**WORK INSTRUCTIONS:** Below are records; work out how many of their lines hold the string "baddiewinkle" and give that number alone.

**RECORDS:**

● ● ● ● ●

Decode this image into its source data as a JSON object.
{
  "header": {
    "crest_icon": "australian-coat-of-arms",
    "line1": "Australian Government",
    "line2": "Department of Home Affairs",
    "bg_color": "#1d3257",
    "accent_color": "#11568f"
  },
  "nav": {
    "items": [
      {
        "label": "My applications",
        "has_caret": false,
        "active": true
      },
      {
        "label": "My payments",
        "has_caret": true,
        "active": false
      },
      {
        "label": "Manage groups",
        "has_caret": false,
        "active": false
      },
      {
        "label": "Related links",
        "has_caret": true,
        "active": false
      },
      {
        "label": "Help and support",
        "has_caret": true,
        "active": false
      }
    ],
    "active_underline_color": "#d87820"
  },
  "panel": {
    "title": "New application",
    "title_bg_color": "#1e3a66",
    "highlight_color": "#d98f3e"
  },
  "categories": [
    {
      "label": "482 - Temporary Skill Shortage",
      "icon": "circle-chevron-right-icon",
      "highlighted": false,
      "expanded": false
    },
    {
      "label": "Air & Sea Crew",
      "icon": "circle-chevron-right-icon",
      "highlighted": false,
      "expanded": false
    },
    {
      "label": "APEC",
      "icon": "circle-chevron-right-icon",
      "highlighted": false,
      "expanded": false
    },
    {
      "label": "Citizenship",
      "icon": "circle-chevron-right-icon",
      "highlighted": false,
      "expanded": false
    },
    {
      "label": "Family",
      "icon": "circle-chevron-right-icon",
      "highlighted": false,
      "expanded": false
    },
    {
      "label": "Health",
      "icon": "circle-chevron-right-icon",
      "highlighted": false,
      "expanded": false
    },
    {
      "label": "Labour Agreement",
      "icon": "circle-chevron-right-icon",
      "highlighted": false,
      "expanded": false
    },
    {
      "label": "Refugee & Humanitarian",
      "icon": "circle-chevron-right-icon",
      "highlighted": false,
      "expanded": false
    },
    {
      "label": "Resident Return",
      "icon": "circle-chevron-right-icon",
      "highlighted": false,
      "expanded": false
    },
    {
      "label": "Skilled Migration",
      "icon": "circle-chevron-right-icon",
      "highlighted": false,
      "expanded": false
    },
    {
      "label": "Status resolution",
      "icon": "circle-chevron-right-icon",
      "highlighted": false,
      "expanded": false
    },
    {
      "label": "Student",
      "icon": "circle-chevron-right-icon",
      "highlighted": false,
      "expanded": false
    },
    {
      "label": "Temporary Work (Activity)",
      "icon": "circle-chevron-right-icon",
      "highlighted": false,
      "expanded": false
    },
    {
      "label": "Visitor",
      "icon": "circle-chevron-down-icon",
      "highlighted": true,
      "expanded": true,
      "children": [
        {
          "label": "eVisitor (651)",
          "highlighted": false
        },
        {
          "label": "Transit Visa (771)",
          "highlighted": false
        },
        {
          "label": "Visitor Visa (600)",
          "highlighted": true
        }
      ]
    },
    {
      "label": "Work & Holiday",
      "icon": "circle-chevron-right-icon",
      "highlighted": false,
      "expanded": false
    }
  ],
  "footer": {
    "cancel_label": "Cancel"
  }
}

● ● ● ● ●

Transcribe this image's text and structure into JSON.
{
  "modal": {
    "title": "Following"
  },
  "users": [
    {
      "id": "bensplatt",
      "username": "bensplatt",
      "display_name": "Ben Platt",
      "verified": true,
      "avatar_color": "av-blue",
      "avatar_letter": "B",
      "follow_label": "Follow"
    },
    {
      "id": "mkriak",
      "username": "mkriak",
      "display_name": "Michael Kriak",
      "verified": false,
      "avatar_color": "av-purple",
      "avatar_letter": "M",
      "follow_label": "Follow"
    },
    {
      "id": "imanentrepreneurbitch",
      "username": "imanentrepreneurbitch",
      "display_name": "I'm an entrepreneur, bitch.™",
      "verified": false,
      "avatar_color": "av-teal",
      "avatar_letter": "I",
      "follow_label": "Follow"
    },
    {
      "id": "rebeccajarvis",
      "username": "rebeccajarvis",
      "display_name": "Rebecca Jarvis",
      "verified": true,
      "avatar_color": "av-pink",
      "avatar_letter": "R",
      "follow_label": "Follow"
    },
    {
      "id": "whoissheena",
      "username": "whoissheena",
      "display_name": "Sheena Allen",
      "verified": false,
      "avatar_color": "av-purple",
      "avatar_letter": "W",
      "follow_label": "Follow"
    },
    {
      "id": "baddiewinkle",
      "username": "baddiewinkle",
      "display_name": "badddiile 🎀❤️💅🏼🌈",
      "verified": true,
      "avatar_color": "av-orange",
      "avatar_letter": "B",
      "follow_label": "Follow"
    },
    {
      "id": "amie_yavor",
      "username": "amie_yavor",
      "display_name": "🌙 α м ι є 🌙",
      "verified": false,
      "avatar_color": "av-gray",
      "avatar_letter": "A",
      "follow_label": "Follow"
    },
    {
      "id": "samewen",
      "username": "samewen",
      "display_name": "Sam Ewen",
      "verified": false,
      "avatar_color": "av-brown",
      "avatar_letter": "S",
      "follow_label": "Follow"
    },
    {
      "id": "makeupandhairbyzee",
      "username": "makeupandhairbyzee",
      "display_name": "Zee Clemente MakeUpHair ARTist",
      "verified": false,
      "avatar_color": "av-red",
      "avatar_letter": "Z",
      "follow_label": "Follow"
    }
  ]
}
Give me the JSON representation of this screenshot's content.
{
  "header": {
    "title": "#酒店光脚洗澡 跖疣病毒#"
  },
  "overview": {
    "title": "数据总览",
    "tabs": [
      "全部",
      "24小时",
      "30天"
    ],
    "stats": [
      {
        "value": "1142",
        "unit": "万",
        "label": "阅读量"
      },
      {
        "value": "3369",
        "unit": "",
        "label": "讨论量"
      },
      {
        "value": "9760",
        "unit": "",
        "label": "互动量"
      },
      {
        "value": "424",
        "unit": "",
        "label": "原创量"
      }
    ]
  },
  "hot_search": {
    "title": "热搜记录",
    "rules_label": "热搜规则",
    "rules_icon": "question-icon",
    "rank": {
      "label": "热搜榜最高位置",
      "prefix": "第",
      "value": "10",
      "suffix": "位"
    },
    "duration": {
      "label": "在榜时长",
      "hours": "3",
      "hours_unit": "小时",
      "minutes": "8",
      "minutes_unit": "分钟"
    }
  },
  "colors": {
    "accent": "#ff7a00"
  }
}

● ● ● ● ●

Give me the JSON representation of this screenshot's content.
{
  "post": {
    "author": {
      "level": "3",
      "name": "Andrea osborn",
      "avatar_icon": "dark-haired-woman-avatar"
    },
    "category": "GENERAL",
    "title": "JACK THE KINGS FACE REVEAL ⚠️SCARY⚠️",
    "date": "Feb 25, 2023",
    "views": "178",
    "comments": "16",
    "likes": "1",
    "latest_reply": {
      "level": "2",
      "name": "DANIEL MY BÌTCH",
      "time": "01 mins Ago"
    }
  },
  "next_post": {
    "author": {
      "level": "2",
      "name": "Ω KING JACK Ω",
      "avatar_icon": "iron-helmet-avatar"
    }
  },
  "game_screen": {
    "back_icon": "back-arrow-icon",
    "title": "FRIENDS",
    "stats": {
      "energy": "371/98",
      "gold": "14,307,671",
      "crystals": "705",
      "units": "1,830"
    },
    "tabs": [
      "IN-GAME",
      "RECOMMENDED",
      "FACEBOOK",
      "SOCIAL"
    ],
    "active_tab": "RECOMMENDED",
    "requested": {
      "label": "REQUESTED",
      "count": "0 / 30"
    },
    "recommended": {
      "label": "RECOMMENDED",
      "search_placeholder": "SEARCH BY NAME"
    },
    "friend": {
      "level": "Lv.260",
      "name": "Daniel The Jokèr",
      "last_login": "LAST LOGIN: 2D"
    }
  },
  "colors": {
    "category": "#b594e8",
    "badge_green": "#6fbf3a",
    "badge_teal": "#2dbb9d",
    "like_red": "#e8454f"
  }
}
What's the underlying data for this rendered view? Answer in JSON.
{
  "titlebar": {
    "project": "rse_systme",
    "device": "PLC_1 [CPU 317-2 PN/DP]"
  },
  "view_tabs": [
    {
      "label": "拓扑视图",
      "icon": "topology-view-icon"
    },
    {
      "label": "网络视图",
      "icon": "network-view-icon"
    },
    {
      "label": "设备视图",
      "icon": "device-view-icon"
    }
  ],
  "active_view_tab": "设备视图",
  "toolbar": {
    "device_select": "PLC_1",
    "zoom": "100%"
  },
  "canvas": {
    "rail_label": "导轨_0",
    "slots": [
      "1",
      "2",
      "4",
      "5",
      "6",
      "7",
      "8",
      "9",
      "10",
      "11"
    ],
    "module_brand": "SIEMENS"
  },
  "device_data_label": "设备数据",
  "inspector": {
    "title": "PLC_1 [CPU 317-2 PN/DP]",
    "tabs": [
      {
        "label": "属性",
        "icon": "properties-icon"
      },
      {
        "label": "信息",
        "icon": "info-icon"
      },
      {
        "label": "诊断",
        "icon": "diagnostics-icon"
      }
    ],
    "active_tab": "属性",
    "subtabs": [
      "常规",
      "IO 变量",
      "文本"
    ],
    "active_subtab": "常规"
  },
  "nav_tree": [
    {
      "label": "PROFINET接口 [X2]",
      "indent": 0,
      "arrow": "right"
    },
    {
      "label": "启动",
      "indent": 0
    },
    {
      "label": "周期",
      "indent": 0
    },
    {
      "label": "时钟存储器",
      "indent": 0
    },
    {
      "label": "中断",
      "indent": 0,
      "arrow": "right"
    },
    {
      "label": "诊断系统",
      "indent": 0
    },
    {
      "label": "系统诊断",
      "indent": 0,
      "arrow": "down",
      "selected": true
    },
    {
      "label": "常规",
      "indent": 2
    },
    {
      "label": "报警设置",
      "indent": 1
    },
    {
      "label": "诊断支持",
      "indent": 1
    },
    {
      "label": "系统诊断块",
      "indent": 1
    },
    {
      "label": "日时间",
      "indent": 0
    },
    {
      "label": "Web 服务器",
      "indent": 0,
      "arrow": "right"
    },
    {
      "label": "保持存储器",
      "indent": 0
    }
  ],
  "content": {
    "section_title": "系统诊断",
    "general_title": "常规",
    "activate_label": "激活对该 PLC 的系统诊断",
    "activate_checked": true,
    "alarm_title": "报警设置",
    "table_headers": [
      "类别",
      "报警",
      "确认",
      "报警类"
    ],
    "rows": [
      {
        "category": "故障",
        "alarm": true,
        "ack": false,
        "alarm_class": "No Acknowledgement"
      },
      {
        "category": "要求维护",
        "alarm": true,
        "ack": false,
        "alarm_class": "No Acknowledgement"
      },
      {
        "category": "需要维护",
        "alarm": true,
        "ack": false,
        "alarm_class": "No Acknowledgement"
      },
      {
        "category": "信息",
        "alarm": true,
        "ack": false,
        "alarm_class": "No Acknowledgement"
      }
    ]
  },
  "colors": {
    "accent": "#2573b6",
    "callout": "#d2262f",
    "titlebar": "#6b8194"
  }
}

● ● ● ● ●

**SOLUTION BELOW:** 2